● **What this task involves**: Transcribe the records below exactly as they appear, omitting any pictures.

● **Supplied material**:

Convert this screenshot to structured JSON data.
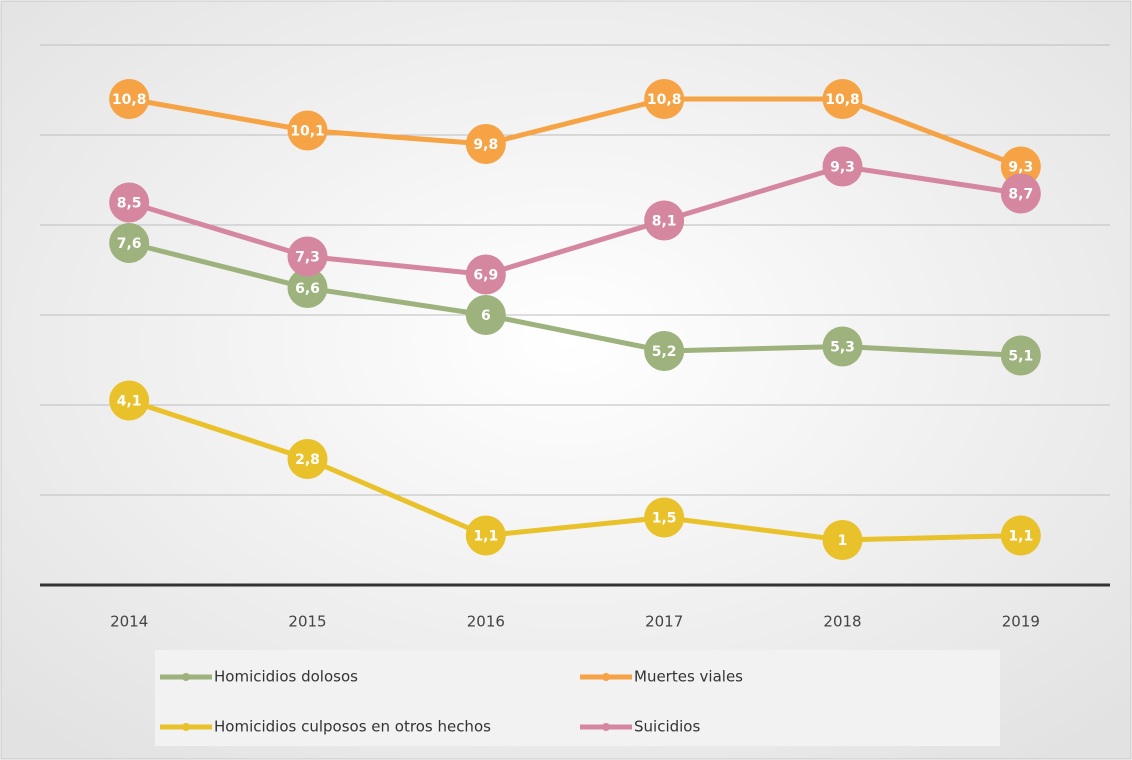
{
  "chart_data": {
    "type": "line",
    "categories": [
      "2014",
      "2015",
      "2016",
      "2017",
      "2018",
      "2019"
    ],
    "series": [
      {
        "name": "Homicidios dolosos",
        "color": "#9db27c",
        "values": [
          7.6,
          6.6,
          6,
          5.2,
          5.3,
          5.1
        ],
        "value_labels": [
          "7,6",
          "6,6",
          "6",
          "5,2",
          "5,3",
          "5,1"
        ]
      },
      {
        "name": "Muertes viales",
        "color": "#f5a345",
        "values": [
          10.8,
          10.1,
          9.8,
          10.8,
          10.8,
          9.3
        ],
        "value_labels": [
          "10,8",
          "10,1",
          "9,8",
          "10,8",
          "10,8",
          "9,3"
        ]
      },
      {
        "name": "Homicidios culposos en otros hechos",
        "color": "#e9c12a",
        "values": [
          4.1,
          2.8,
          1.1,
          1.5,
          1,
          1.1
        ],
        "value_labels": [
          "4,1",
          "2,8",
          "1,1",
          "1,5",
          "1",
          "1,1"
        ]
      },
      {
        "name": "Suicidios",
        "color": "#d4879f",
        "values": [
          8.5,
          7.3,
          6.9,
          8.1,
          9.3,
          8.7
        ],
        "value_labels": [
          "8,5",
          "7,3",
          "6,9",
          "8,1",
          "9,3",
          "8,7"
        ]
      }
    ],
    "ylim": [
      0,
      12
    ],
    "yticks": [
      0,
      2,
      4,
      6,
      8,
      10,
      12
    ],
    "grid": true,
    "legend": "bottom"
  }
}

● **Answer for this exercise**:
Convert this screenshot to structured JSON data.
{
  "chart_data": {
    "type": "line",
    "categories": [
      "2014",
      "2015",
      "2016",
      "2017",
      "2018",
      "2019"
    ],
    "series": [
      {
        "name": "Homicidios dolosos",
        "color": "#9db27c",
        "values": [
          7.6,
          6.6,
          6,
          5.2,
          5.3,
          5.1
        ],
        "value_labels": [
          "7,6",
          "6,6",
          "6",
          "5,2",
          "5,3",
          "5,1"
        ]
      },
      {
        "name": "Muertes viales",
        "color": "#f5a345",
        "values": [
          10.8,
          10.1,
          9.8,
          10.8,
          10.8,
          9.3
        ],
        "value_labels": [
          "10,8",
          "10,1",
          "9,8",
          "10,8",
          "10,8",
          "9,3"
        ]
      },
      {
        "name": "Homicidios culposos en otros hechos",
        "color": "#e9c12a",
        "values": [
          4.1,
          2.8,
          1.1,
          1.5,
          1,
          1.1
        ],
        "value_labels": [
          "4,1",
          "2,8",
          "1,1",
          "1,5",
          "1",
          "1,1"
        ]
      },
      {
        "name": "Suicidios",
        "color": "#d4879f",
        "values": [
          8.5,
          7.3,
          6.9,
          8.1,
          9.3,
          8.7
        ],
        "value_labels": [
          "8,5",
          "7,3",
          "6,9",
          "8,1",
          "9,3",
          "8,7"
        ]
      }
    ],
    "ylim": [
      0,
      12
    ],
    "yticks": [
      0,
      2,
      4,
      6,
      8,
      10,
      12
    ],
    "grid": true,
    "legend": "bottom"
  }
}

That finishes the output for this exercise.